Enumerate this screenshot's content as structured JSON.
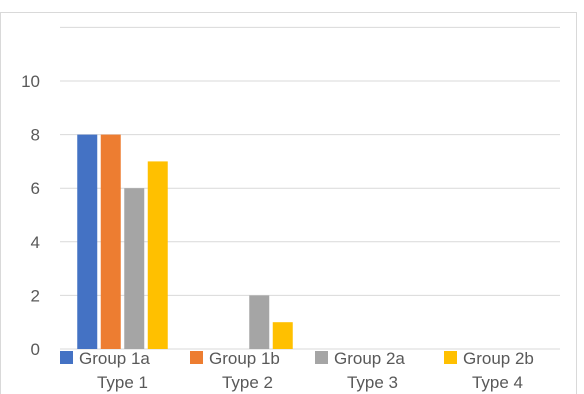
{
  "chart_data": {
    "type": "bar",
    "categories": [
      "Type 1",
      "Type 2",
      "Type 3",
      "Type 4"
    ],
    "series": [
      {
        "name": "Group 1a",
        "color": "#4472C4",
        "values": [
          8,
          0,
          0,
          0
        ]
      },
      {
        "name": "Group 1b",
        "color": "#ED7D31",
        "values": [
          8,
          0,
          0,
          0
        ]
      },
      {
        "name": "Group 2a",
        "color": "#A5A5A5",
        "values": [
          6,
          2,
          0,
          0
        ]
      },
      {
        "name": "Group 2b",
        "color": "#FFC000",
        "values": [
          7,
          1,
          0,
          0
        ]
      }
    ],
    "y_ticks": [
      "0",
      "2",
      "4",
      "6",
      "8",
      "10"
    ],
    "ylim": [
      0,
      12
    ],
    "grid": true,
    "legend_position": "bottom",
    "title": "",
    "xlabel": "",
    "ylabel": ""
  }
}
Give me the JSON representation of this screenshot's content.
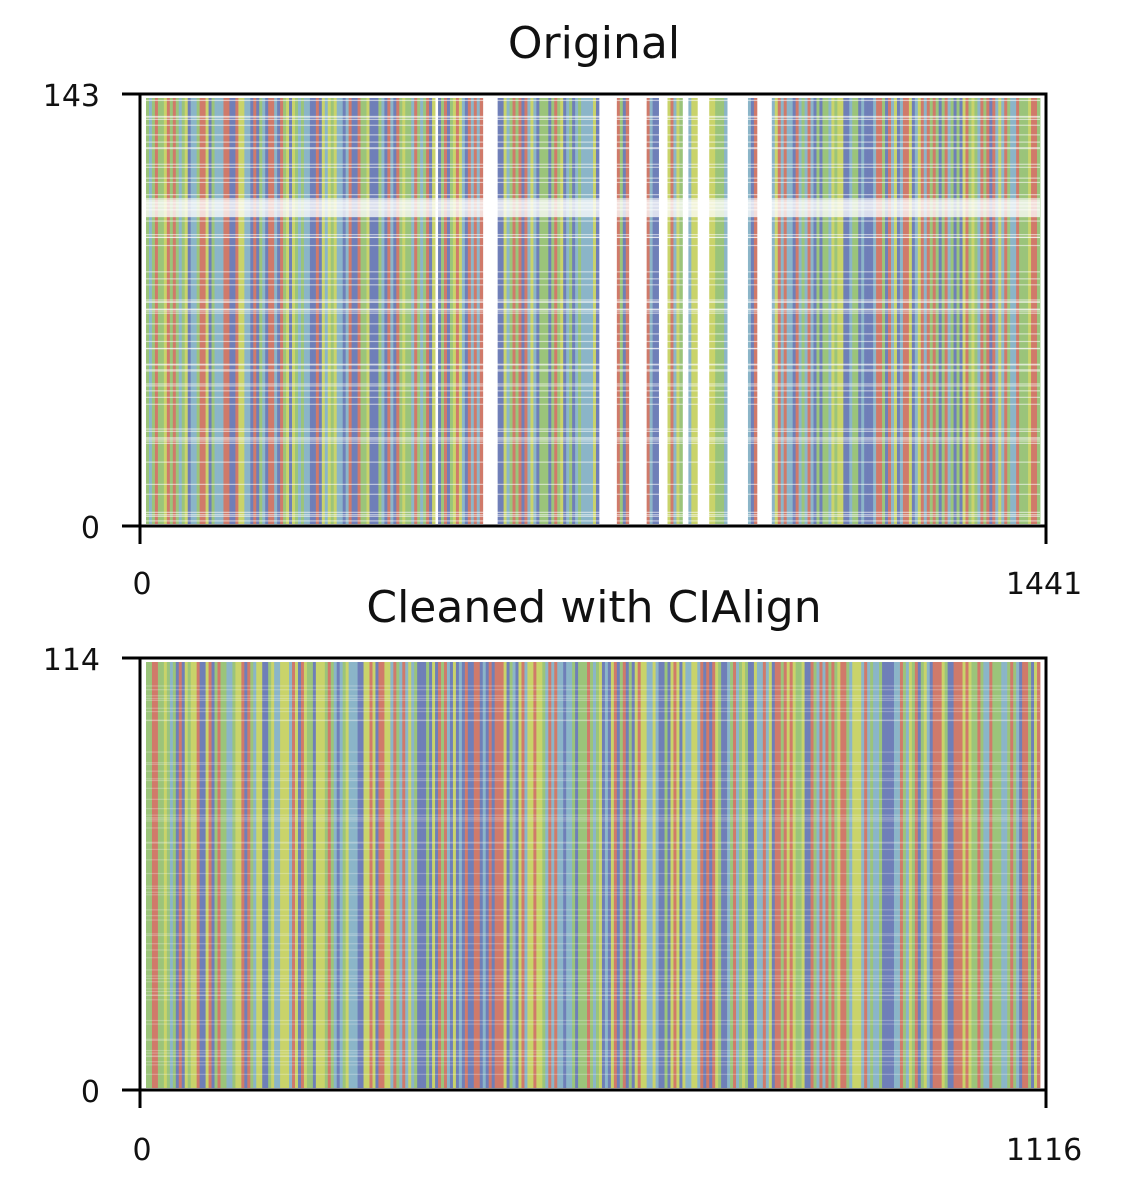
{
  "chart_data": [
    {
      "type": "heatmap",
      "title": "Original",
      "xlabel": "",
      "ylabel": "",
      "xlim": [
        0,
        1441
      ],
      "ylim": [
        0,
        143
      ],
      "x_ticks": [
        "0",
        "1441"
      ],
      "y_ticks": [
        "0",
        "143"
      ],
      "grid": false,
      "legend": "none",
      "rows": 143,
      "columns": 1441,
      "colors": {
        "A": "#c9d36a",
        "C": "#8bb5c8",
        "G": "#6f7fb8",
        "T": "#9bc47a",
        "X": "#d07a6a",
        "gap": "#ffffff"
      },
      "gap_columns": [
        [
          465,
          470
        ],
        [
          543,
          565
        ],
        [
          730,
          757
        ],
        [
          776,
          805
        ],
        [
          826,
          840
        ],
        [
          864,
          876
        ],
        [
          888,
          908
        ],
        [
          935,
          972
        ],
        [
          986,
          1008
        ]
      ],
      "gap_rows": [
        [
          103,
          109
        ]
      ]
    },
    {
      "type": "heatmap",
      "title": "Cleaned with CIAlign",
      "xlabel": "",
      "ylabel": "",
      "xlim": [
        0,
        1116
      ],
      "ylim": [
        0,
        114
      ],
      "x_ticks": [
        "0",
        "1116"
      ],
      "y_ticks": [
        "0",
        "114"
      ],
      "grid": false,
      "legend": "none",
      "rows": 114,
      "columns": 1116,
      "colors": {
        "A": "#c9d36a",
        "C": "#8bb5c8",
        "G": "#6f7fb8",
        "T": "#9bc47a",
        "X": "#d07a6a",
        "gap": "#ffffff"
      },
      "gap_columns": [],
      "gap_rows": []
    }
  ]
}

════════════════════

Set task:
Print every record above exactly as written, leaving out the pictures.

Response to this task:
Enumerate this screenshot's content as structured JSON.
{
  "chart_data": {
    "type": "bar",
    "categories": [
      "Type 1",
      "Type 2",
      "Type 3",
      "Type 4"
    ],
    "series": [
      {
        "name": "Group 1a",
        "color": "#4472C4",
        "values": [
          8,
          0,
          0,
          0
        ]
      },
      {
        "name": "Group 1b",
        "color": "#ED7D31",
        "values": [
          8,
          0,
          0,
          0
        ]
      },
      {
        "name": "Group 2a",
        "color": "#A5A5A5",
        "values": [
          6,
          2,
          0,
          0
        ]
      },
      {
        "name": "Group 2b",
        "color": "#FFC000",
        "values": [
          7,
          1,
          0,
          0
        ]
      }
    ],
    "y_ticks": [
      "0",
      "2",
      "4",
      "6",
      "8",
      "10"
    ],
    "ylim": [
      0,
      12
    ],
    "grid": true,
    "legend_position": "bottom",
    "title": "",
    "xlabel": "",
    "ylabel": ""
  }
}
Give me the JSON representation of this screenshot's content.
{
  "chart_data": [
    {
      "type": "heatmap",
      "title": "Original",
      "xlabel": "",
      "ylabel": "",
      "xlim": [
        0,
        1441
      ],
      "ylim": [
        0,
        143
      ],
      "x_ticks": [
        "0",
        "1441"
      ],
      "y_ticks": [
        "0",
        "143"
      ],
      "grid": false,
      "legend": "none",
      "rows": 143,
      "columns": 1441,
      "colors": {
        "A": "#c9d36a",
        "C": "#8bb5c8",
        "G": "#6f7fb8",
        "T": "#9bc47a",
        "X": "#d07a6a",
        "gap": "#ffffff"
      },
      "gap_columns": [
        [
          465,
          470
        ],
        [
          543,
          565
        ],
        [
          730,
          757
        ],
        [
          776,
          805
        ],
        [
          826,
          840
        ],
        [
          864,
          876
        ],
        [
          888,
          908
        ],
        [
          935,
          972
        ],
        [
          986,
          1008
        ]
      ],
      "gap_rows": [
        [
          103,
          109
        ]
      ]
    },
    {
      "type": "heatmap",
      "title": "Cleaned with CIAlign",
      "xlabel": "",
      "ylabel": "",
      "xlim": [
        0,
        1116
      ],
      "ylim": [
        0,
        114
      ],
      "x_ticks": [
        "0",
        "1116"
      ],
      "y_ticks": [
        "0",
        "114"
      ],
      "grid": false,
      "legend": "none",
      "rows": 114,
      "columns": 1116,
      "colors": {
        "A": "#c9d36a",
        "C": "#8bb5c8",
        "G": "#6f7fb8",
        "T": "#9bc47a",
        "X": "#d07a6a",
        "gap": "#ffffff"
      },
      "gap_columns": [],
      "gap_rows": []
    }
  ]
}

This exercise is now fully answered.